#### [Exercise objective]
Extract the lines of the material from the one containing "- letter-page-left: je" through the one containing "- letter-line: na", including both, and copy them character for character.

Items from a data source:
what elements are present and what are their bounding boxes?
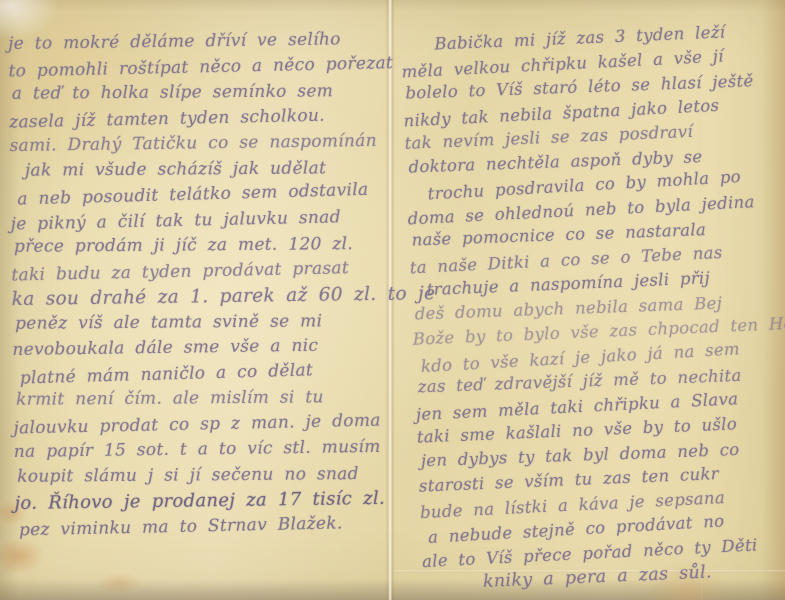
- letter-page-left: je to mokré děláme dříví ve selíhoto pom…: [8, 27, 407, 542]
- letter-page-right: Babička mi jíž zas 3 tyden ležíměla velk…: [400, 18, 785, 597]
- paper-stain: [96, 572, 142, 594]
- letter-line: sami. Drahý Tatičku co se naspomínán: [9, 129, 401, 160]
- letter-line: ka sou drahé za 1. parek až 60 zl. to je: [12, 282, 404, 313]
- letter-line: na papír 15 sot. t a to víc stl. musím: [14, 434, 406, 465]
- letter-photo: je to mokré děláme dříví ve selíhoto pom…: [0, 0, 785, 600]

#### [Finished task]
- letter-page-left: je to mokré děláme dříví ve selíhoto pom…: [8, 27, 407, 542]
- letter-page-right: Babička mi jíž zas 3 tyden ležíměla velk…: [400, 18, 785, 597]
- paper-stain: [96, 572, 142, 594]
- letter-line: sami. Drahý Tatičku co se naspomínán: [9, 129, 401, 160]
- letter-line: ka sou drahé za 1. parek až 60 zl. to je: [12, 282, 404, 313]
- letter-line: na papír 15 sot. t a to víc stl. musím: [14, 434, 406, 465]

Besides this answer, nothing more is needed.